◆ GIVEN TASK
List every line in this data where the string "商品名称" occurs.
>>>
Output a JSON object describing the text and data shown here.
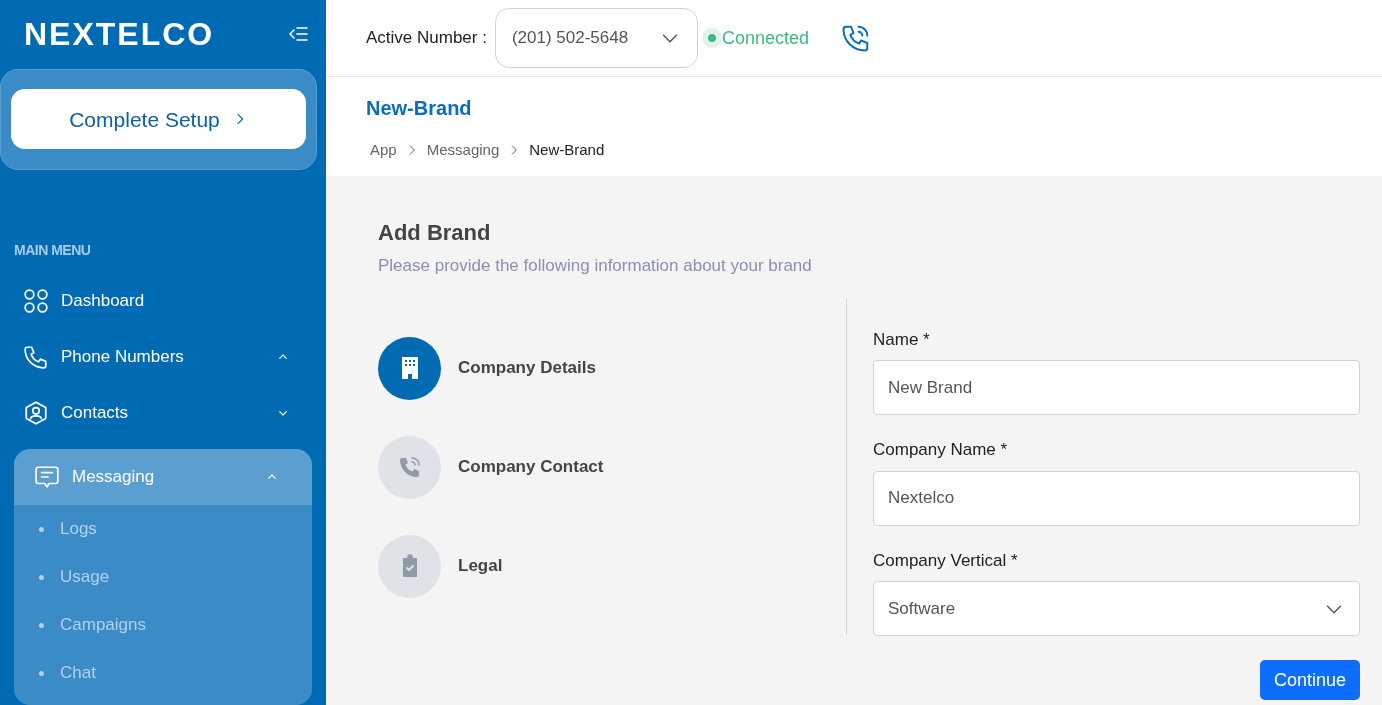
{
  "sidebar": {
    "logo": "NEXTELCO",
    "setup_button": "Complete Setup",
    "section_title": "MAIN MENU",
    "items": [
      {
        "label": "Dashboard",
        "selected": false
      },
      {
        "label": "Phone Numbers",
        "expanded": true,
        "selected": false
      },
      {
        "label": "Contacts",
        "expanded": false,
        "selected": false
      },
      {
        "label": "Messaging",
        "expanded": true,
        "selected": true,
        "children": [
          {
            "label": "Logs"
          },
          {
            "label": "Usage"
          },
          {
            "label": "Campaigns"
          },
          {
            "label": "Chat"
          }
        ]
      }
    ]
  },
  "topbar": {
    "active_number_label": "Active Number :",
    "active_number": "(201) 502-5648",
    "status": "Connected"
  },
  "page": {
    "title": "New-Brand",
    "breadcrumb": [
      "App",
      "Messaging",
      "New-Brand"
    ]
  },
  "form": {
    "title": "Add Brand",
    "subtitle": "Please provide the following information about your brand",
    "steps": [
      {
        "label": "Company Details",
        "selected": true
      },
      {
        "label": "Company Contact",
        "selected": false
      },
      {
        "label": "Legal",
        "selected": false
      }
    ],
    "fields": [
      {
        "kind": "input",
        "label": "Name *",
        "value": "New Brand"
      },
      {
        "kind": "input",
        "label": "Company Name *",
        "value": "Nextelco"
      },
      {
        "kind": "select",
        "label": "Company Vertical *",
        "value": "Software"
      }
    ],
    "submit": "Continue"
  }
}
<<<
>>>
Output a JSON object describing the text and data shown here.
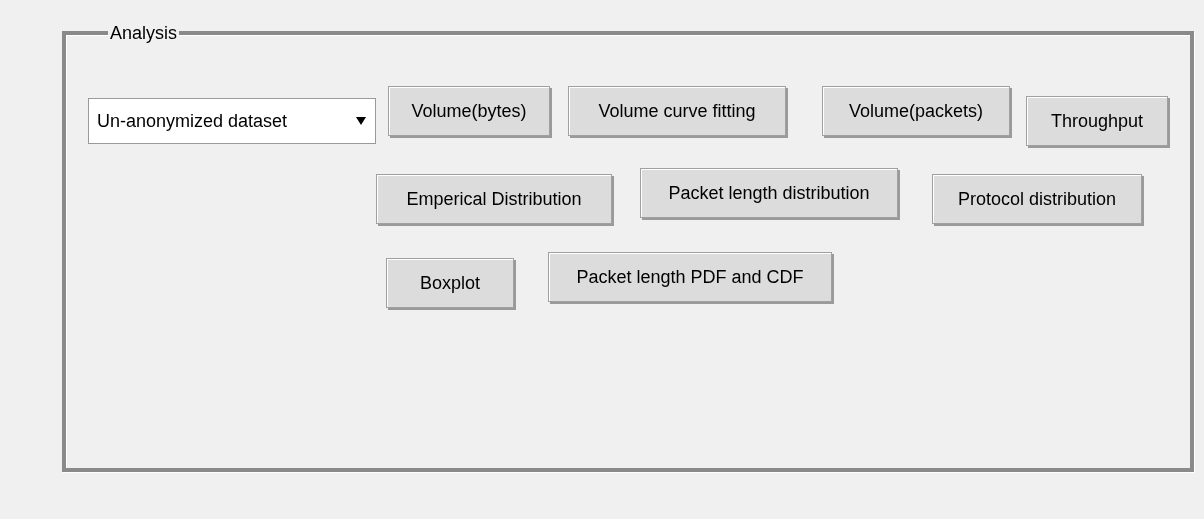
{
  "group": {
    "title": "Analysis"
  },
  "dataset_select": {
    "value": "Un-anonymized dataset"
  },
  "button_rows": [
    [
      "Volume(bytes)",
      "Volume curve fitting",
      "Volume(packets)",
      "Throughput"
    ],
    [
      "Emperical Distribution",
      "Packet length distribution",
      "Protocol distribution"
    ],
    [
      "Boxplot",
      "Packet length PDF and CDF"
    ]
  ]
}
<<<
>>>
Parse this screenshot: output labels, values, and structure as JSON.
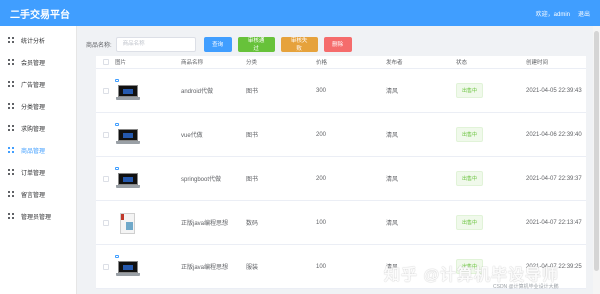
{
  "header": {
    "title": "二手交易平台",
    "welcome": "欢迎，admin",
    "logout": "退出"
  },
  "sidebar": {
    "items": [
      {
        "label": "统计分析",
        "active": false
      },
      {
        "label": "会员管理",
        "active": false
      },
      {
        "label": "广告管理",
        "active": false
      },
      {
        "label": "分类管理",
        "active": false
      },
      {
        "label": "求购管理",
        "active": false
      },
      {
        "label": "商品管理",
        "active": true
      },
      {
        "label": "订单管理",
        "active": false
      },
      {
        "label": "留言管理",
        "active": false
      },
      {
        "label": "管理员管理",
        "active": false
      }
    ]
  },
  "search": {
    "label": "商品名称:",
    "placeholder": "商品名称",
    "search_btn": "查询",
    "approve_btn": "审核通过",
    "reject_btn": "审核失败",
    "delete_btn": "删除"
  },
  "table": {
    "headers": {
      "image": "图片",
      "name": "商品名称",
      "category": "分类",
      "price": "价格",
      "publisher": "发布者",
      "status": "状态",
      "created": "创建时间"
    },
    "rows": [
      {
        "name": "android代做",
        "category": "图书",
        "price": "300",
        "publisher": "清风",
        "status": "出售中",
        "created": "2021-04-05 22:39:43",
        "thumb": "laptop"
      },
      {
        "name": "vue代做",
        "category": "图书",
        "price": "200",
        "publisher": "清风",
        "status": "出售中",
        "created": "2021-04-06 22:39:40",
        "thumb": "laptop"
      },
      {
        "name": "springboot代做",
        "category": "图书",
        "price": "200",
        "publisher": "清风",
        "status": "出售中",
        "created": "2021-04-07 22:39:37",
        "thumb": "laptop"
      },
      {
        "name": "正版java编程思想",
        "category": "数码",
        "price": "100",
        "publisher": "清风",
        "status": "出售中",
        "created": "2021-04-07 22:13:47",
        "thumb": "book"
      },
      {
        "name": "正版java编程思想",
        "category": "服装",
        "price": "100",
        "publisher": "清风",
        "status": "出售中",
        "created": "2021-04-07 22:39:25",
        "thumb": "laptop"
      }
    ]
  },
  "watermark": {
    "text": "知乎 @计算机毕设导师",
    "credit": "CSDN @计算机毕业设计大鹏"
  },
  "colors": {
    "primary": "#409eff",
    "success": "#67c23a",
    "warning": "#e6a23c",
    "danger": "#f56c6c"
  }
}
<<<
◆ TASK OUTPUT
    "label": "商品名称:",
    "placeholder": "商品名称",
      "name": "商品名称",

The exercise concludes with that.